What to do: Copy, from the entries below, each line where the word "color" can be found.
-------- Excerpted records --------
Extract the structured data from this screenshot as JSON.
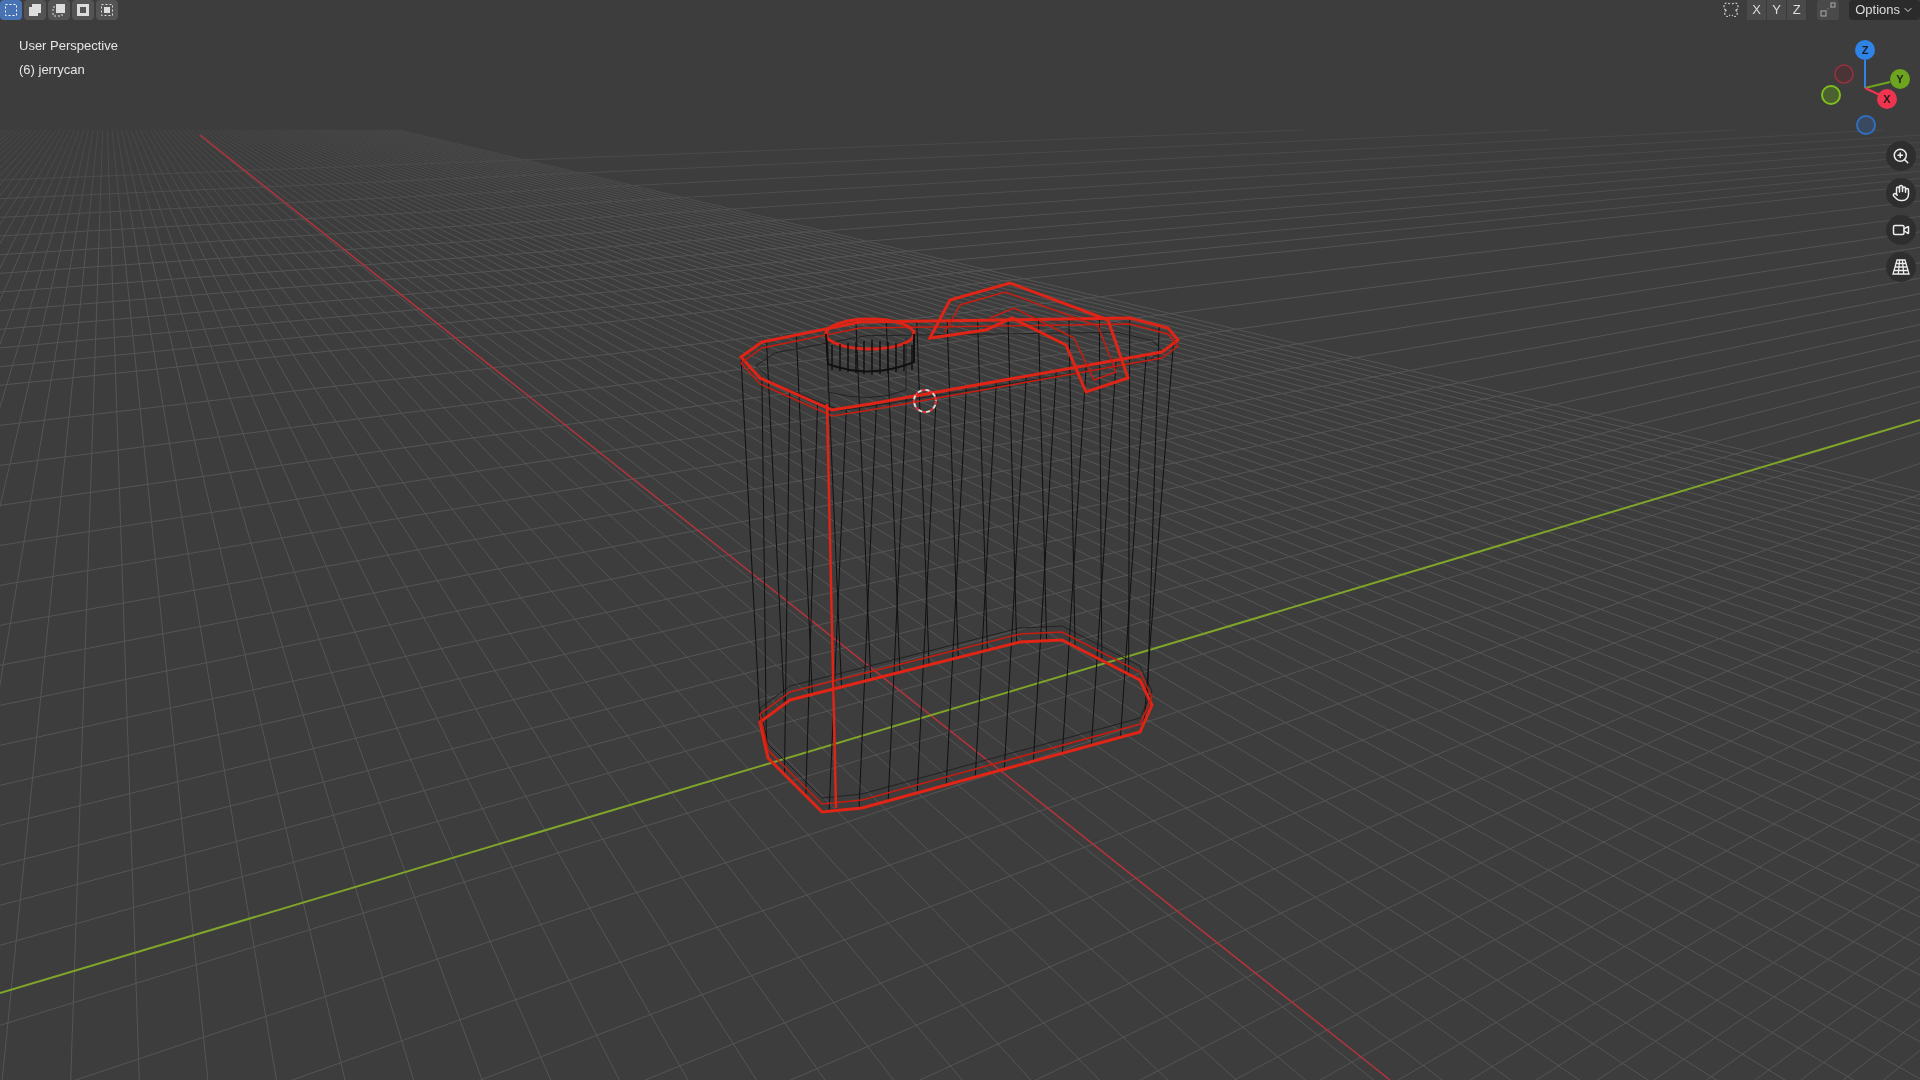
{
  "header_left": {
    "select_modes": [
      {
        "kind": "set",
        "selected": true
      },
      {
        "kind": "extend",
        "selected": false
      },
      {
        "kind": "subtract",
        "selected": false
      },
      {
        "kind": "invert",
        "selected": false
      },
      {
        "kind": "intersect",
        "selected": false
      }
    ]
  },
  "viewport": {
    "view_name": "User Perspective",
    "object_label": "(6) jerrycan"
  },
  "header_right": {
    "axis_buttons": [
      "X",
      "Y",
      "Z"
    ],
    "options_menu": "Options"
  },
  "gizmo": {
    "axes": [
      {
        "kind": "z",
        "label": "Z",
        "color": "#2f83e6"
      },
      {
        "kind": "y",
        "label": "Y",
        "color": "#6ea51e"
      },
      {
        "kind": "x",
        "label": "X",
        "color": "#f0344f"
      }
    ]
  }
}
--------
Answer to the exercise:
        "color": "#2f83e6"
        "color": "#6ea51e"
        "color": "#f0344f"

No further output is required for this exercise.